**Input records:**
● ● ●

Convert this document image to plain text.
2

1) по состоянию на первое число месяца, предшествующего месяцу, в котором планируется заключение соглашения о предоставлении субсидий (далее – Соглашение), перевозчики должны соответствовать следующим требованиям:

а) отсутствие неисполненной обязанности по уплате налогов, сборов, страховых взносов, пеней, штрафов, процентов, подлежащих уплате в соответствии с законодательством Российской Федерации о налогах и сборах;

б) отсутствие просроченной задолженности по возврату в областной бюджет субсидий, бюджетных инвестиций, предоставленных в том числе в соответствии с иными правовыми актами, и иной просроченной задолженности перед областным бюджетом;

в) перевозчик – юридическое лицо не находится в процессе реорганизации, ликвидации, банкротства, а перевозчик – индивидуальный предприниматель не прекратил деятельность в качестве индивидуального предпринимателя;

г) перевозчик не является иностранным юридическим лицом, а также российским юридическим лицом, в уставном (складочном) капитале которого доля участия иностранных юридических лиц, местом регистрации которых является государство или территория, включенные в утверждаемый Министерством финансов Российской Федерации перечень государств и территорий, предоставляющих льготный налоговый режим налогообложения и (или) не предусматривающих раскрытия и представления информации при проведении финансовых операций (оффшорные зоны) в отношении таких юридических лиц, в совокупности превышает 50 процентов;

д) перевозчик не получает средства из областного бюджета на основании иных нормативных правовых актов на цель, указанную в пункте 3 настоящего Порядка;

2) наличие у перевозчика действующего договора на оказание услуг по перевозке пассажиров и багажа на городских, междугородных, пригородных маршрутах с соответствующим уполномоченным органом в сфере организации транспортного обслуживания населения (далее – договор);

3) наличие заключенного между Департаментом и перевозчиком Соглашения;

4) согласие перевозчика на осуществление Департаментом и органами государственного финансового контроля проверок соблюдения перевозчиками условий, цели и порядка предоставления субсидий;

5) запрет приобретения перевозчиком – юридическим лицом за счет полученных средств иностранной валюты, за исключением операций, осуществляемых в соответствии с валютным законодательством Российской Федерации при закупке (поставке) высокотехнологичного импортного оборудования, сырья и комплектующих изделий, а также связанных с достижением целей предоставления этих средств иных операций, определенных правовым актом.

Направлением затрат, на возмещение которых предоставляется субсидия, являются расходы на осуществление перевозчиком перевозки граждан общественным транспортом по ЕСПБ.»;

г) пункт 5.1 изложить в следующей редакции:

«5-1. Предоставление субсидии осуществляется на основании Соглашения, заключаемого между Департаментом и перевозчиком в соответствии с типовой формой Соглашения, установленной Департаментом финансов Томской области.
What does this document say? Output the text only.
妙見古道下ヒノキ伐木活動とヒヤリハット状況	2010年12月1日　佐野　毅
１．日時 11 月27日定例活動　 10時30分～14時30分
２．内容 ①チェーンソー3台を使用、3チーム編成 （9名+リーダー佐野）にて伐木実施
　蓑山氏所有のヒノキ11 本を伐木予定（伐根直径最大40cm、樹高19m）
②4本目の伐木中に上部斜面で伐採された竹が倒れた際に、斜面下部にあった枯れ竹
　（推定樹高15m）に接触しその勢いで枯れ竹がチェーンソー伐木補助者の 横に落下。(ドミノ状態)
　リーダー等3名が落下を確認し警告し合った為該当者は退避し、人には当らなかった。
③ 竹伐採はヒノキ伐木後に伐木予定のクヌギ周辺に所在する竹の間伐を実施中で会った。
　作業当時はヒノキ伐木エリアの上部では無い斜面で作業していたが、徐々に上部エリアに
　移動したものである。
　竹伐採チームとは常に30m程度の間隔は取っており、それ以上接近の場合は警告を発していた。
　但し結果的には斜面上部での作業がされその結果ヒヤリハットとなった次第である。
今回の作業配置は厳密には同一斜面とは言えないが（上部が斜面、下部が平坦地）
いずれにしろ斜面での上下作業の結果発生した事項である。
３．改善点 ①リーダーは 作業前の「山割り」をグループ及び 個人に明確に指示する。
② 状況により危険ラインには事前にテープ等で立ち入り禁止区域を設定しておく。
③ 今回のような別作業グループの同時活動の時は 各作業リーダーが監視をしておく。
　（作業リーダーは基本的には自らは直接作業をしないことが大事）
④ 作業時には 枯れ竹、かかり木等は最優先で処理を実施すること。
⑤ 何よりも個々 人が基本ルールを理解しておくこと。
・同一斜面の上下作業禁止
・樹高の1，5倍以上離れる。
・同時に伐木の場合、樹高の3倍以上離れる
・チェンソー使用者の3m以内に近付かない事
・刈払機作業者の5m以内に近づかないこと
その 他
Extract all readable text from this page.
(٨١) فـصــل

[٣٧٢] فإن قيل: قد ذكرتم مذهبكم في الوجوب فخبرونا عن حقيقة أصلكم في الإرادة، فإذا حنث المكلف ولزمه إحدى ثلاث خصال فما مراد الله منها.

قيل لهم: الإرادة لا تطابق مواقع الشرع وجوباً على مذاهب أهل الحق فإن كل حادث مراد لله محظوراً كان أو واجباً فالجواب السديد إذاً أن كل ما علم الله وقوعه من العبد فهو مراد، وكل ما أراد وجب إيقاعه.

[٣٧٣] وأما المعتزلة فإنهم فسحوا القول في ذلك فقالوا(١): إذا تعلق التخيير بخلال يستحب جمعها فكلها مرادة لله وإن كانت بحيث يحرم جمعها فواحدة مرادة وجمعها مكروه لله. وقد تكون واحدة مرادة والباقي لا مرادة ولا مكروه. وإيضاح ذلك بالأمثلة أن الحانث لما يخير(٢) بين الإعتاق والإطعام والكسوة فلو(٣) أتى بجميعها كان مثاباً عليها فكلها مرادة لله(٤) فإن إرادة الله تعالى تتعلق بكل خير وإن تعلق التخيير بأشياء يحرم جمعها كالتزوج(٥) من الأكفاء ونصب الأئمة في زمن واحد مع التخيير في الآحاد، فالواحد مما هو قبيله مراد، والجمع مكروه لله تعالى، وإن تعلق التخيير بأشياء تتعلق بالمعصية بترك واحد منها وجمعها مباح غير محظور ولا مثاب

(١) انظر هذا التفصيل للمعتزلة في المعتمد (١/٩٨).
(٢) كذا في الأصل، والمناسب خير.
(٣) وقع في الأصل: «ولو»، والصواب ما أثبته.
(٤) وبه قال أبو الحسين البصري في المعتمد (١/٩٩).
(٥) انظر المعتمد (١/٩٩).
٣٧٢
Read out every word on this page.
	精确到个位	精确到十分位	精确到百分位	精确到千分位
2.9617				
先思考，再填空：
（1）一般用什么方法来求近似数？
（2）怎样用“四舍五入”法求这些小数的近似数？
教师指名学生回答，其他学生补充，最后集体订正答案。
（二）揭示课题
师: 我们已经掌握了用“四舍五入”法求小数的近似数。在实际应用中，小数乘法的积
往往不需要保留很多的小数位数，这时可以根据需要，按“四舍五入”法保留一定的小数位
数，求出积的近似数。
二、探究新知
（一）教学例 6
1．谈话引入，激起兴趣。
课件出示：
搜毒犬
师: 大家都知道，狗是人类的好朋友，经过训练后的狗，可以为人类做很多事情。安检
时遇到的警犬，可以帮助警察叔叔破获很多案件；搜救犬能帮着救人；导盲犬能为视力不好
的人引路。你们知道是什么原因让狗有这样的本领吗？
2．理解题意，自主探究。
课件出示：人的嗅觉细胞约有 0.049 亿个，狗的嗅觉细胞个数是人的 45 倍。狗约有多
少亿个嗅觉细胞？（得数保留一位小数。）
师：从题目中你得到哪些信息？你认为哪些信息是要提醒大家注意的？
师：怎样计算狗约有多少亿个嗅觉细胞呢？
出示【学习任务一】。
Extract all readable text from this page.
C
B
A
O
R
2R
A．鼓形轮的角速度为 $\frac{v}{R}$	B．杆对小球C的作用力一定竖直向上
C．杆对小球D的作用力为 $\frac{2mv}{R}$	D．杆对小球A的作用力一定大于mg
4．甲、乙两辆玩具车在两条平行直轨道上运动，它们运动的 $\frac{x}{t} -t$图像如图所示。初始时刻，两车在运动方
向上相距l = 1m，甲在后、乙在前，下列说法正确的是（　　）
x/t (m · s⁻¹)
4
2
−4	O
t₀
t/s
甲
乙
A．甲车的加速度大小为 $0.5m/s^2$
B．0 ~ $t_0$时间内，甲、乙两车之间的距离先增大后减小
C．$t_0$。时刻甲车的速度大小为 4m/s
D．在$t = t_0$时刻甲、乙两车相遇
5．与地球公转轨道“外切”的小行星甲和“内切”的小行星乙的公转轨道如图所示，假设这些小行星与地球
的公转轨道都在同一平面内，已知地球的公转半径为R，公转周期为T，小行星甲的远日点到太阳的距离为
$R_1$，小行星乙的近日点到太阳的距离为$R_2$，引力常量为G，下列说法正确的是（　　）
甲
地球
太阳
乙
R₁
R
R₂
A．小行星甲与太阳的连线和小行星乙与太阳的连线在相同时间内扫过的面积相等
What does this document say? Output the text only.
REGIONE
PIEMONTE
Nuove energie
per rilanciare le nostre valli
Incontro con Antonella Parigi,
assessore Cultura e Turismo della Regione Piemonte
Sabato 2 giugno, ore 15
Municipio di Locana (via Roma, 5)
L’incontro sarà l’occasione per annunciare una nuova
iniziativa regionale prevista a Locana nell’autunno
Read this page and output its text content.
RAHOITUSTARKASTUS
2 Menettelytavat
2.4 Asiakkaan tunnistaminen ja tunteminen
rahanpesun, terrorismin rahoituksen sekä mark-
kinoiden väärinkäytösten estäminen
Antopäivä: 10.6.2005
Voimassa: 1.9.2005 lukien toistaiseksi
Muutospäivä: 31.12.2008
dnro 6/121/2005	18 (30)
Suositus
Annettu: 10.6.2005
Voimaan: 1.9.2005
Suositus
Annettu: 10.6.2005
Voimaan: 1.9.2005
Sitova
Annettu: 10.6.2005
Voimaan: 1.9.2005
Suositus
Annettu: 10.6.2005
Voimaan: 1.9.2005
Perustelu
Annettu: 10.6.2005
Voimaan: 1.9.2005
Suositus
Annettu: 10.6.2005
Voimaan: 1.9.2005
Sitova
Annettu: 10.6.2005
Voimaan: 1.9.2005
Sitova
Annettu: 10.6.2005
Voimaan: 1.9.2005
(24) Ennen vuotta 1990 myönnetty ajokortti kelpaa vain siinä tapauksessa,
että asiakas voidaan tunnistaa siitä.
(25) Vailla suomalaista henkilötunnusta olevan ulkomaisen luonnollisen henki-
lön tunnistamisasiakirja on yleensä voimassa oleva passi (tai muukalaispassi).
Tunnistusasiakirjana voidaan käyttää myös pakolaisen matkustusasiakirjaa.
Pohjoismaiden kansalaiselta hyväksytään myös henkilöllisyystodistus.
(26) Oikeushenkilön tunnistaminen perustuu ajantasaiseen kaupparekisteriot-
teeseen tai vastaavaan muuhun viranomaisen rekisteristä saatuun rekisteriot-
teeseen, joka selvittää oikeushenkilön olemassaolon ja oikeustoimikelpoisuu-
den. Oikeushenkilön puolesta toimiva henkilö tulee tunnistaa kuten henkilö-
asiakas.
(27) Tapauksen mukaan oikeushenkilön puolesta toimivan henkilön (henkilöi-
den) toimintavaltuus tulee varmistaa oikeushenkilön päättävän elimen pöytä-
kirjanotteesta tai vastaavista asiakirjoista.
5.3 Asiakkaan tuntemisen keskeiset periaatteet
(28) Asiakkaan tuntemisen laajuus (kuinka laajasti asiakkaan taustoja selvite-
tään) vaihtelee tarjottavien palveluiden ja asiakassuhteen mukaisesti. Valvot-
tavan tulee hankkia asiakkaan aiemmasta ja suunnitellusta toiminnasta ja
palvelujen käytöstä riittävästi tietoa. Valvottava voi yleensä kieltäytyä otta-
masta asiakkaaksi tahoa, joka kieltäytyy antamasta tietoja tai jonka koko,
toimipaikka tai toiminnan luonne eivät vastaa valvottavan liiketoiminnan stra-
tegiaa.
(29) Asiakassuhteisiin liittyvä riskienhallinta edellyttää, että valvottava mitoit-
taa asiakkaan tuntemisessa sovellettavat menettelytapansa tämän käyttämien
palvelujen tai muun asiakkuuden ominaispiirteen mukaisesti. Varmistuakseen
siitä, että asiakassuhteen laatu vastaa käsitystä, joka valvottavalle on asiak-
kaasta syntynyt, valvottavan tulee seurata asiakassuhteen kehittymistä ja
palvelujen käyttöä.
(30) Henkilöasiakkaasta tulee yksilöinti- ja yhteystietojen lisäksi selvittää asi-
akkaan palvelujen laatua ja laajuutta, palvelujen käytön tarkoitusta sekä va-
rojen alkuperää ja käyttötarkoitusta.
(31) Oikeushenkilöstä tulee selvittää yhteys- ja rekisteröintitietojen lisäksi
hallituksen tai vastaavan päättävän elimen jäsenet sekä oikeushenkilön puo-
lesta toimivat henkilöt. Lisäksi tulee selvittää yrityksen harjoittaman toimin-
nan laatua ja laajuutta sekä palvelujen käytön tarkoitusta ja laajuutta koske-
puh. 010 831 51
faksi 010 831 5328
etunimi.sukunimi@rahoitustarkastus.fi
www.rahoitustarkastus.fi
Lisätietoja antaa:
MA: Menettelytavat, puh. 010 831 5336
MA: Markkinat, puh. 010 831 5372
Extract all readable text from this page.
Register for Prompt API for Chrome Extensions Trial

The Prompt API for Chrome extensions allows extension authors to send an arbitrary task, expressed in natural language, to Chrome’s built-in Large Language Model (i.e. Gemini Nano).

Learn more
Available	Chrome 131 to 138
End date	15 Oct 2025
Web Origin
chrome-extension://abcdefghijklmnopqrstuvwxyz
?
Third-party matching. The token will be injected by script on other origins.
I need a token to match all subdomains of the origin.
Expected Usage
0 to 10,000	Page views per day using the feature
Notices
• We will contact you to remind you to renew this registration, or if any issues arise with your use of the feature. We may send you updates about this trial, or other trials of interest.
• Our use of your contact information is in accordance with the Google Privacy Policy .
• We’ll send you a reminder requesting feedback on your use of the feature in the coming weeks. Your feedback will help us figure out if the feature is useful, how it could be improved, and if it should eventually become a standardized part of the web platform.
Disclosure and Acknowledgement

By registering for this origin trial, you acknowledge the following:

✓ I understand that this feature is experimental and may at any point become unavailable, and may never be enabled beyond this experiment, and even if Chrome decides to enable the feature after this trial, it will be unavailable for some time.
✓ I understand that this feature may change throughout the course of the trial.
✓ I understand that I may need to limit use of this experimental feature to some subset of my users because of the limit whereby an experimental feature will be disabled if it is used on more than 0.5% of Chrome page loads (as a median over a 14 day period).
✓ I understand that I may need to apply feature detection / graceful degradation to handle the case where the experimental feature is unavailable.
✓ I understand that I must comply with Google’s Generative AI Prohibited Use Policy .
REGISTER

● ● ●

Filter the listing above for the string "other" and copy every matching line.

**Exercise result:**
Third-party matching. The token will be injected by script on other origins.
• We will contact you to remind you to renew this registration, or if any issues arise with your use of the feature. We may send you updates about this trial, or other trials of interest.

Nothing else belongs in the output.